--- START ---

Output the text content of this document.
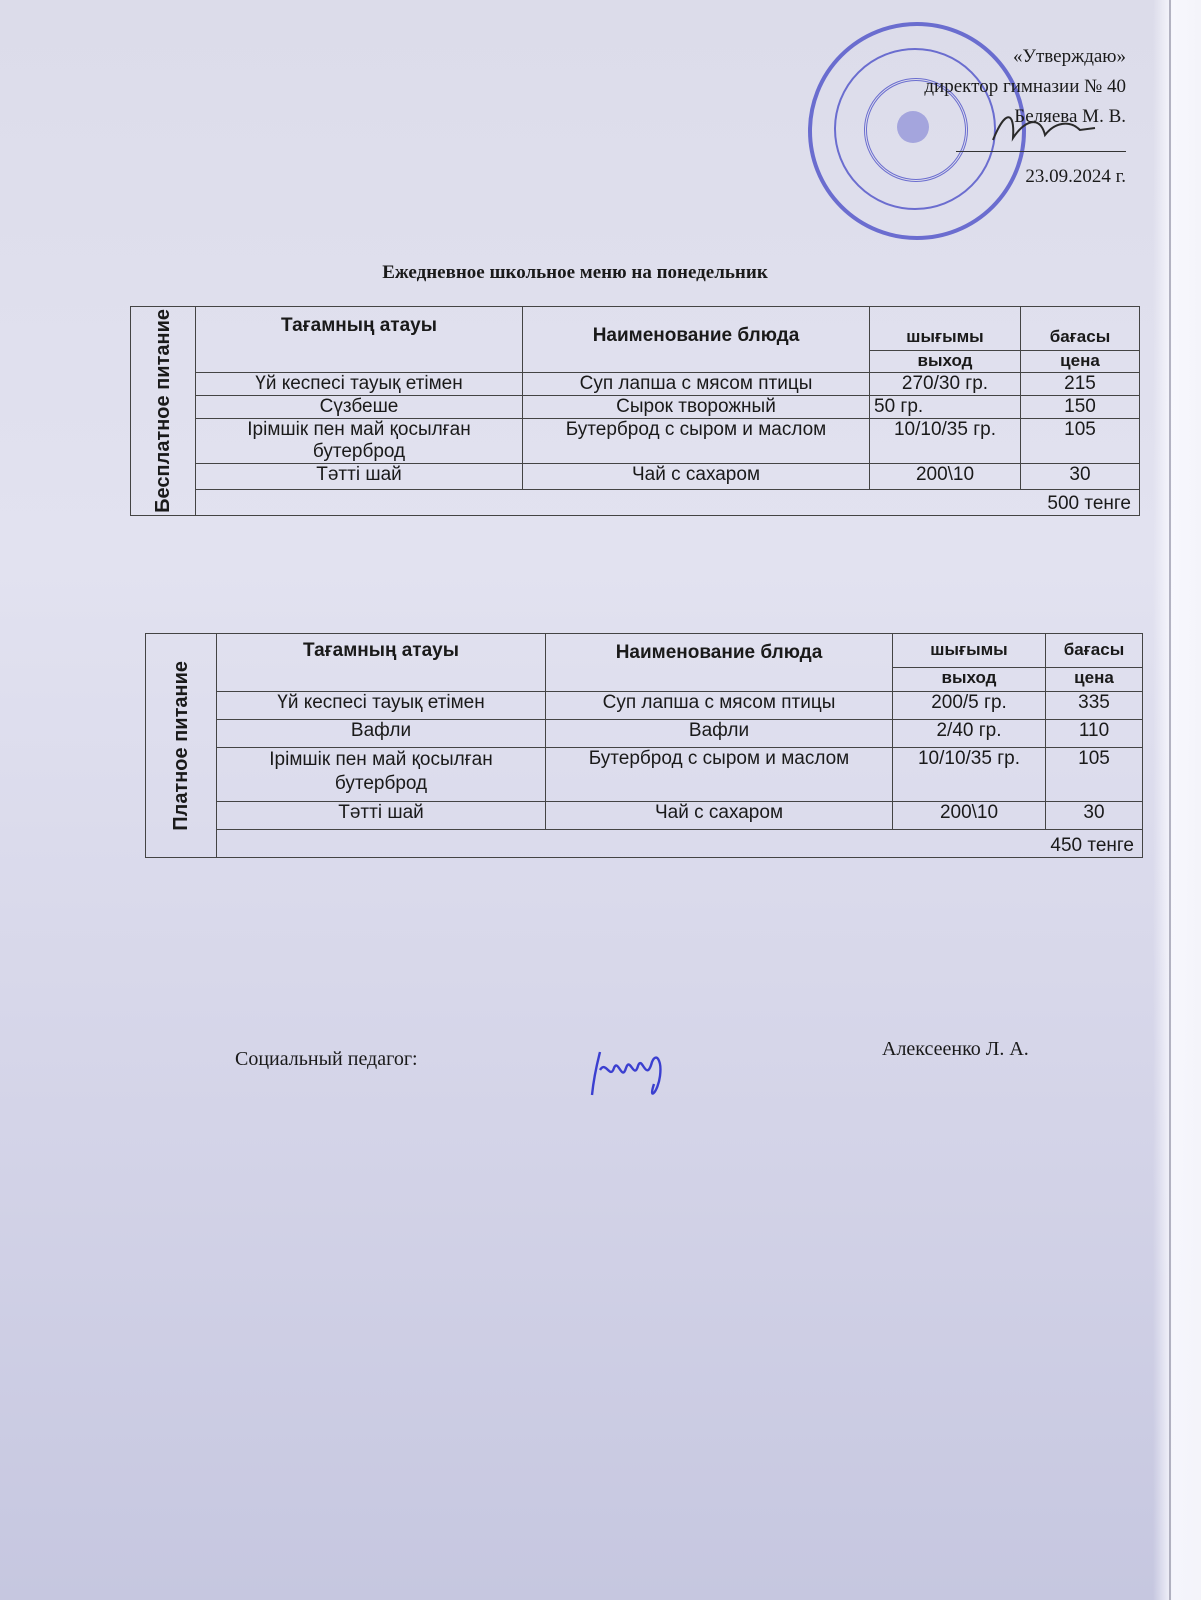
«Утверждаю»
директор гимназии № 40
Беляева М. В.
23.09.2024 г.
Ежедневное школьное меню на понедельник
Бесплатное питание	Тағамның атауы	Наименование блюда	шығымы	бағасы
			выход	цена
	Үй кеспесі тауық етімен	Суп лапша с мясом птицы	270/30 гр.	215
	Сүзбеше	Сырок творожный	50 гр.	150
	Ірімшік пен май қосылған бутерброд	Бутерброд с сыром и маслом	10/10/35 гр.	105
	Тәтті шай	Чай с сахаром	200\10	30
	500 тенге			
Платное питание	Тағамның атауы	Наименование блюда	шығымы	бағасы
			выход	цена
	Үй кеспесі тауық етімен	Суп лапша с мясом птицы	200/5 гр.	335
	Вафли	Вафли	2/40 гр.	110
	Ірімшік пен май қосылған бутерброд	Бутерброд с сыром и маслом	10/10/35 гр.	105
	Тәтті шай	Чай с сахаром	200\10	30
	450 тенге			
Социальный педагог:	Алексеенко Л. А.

--- END ---
--- START ---

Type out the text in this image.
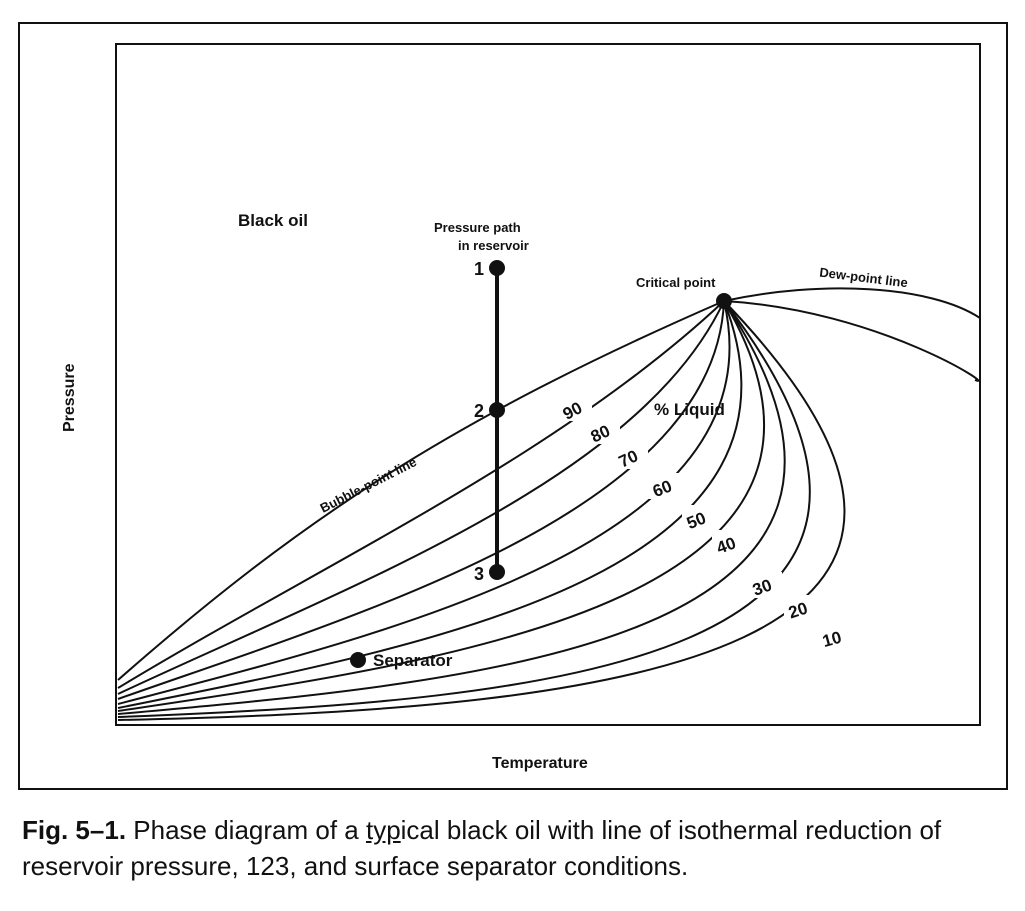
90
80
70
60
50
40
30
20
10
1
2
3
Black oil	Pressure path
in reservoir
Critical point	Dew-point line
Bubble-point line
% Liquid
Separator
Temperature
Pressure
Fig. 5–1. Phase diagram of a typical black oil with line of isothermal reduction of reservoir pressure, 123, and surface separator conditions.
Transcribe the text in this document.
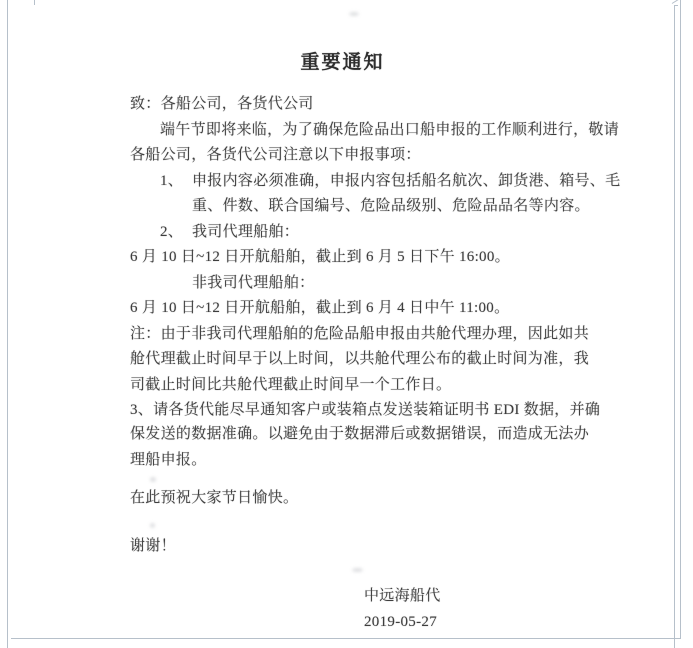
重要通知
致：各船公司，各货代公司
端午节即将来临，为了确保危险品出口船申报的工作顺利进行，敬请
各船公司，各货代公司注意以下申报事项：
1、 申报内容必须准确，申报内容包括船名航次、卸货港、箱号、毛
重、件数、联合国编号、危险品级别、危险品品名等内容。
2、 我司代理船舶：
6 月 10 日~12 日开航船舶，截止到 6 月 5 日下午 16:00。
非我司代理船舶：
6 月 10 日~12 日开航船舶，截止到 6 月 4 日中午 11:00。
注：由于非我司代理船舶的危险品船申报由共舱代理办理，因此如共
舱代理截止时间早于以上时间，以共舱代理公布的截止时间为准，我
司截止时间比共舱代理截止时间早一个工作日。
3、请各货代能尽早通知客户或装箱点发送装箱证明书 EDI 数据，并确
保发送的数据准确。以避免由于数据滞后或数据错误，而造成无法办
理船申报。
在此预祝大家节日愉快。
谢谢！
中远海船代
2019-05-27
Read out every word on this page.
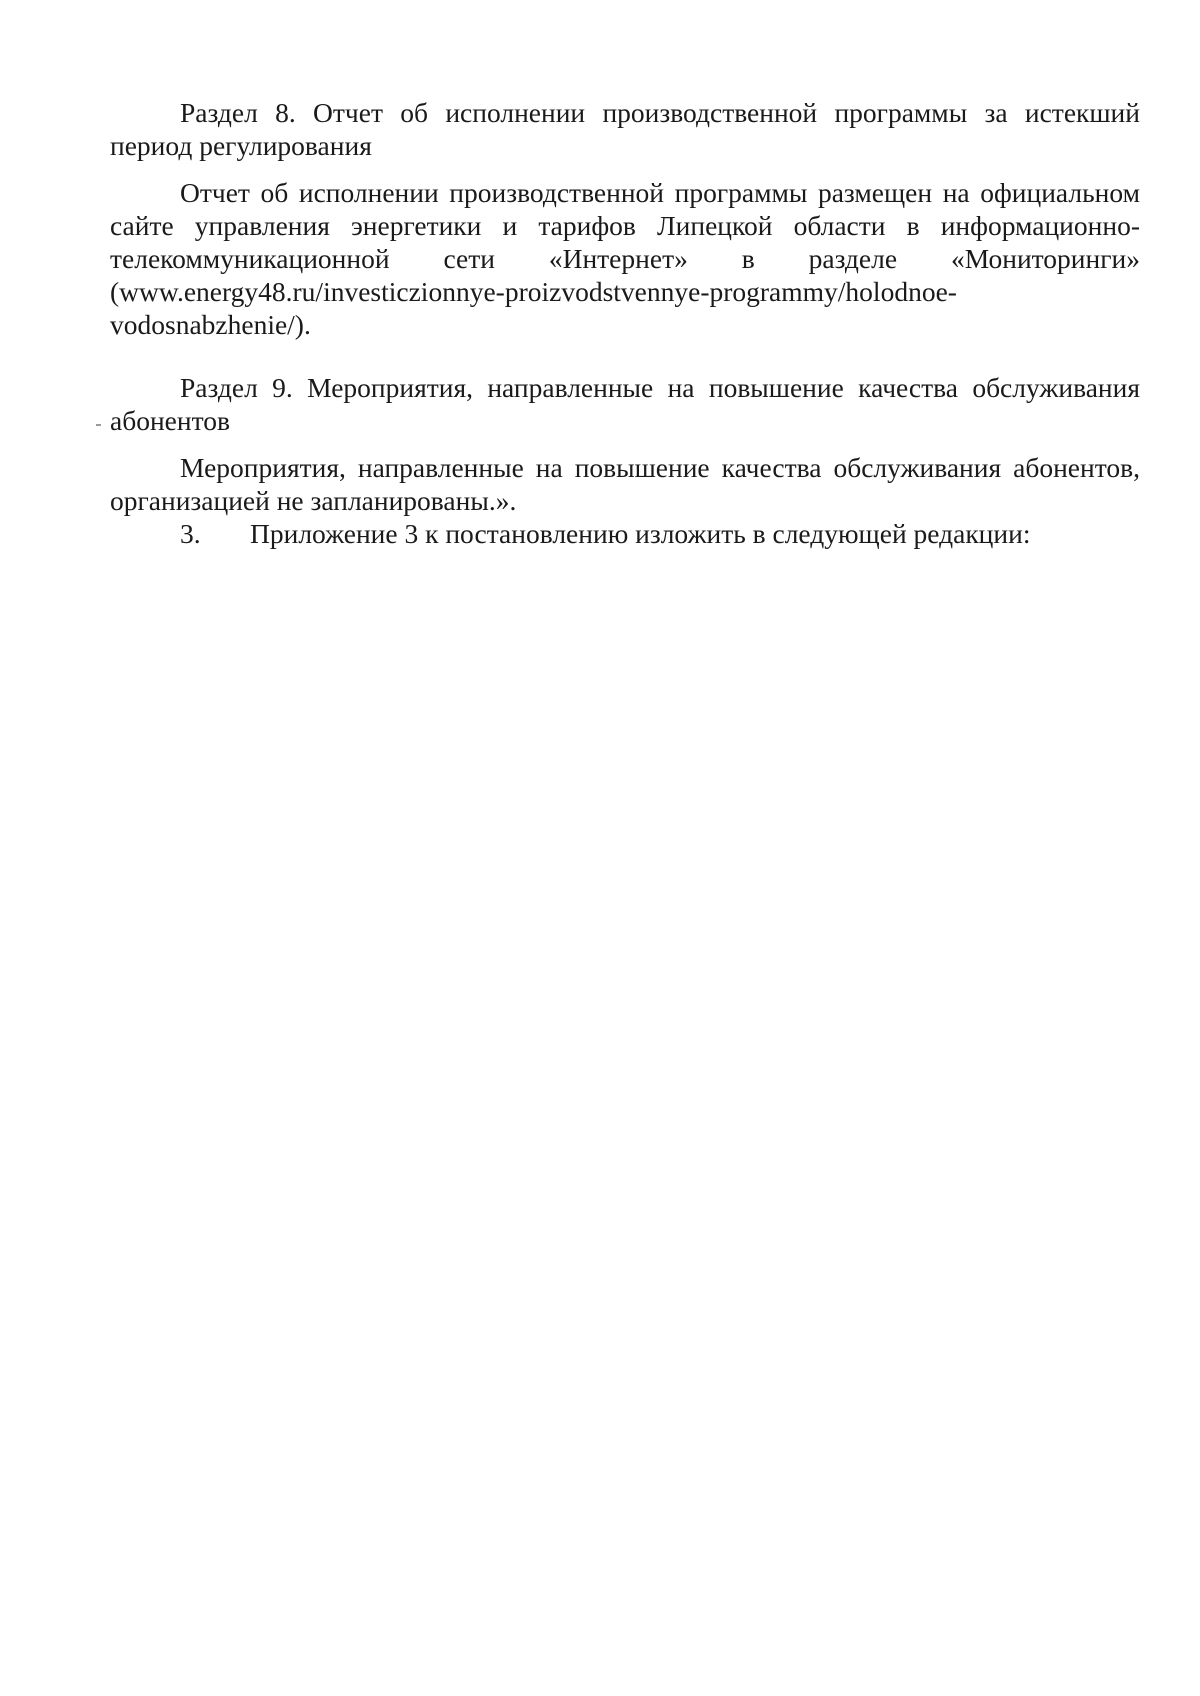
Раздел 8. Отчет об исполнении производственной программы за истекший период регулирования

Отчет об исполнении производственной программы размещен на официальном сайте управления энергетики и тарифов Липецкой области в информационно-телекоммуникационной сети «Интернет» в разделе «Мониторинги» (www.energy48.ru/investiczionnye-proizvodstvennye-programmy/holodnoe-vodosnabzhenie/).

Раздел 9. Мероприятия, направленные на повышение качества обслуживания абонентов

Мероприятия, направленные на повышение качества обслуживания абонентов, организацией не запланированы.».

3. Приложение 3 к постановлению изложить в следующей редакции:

--- END ---

== WORK TO COMPLETE ==
In the material above, find the lines that contain "point" and show them.

== COMPLETED EXERCISE ==
Critical point	Dew-point line
Bubble-point line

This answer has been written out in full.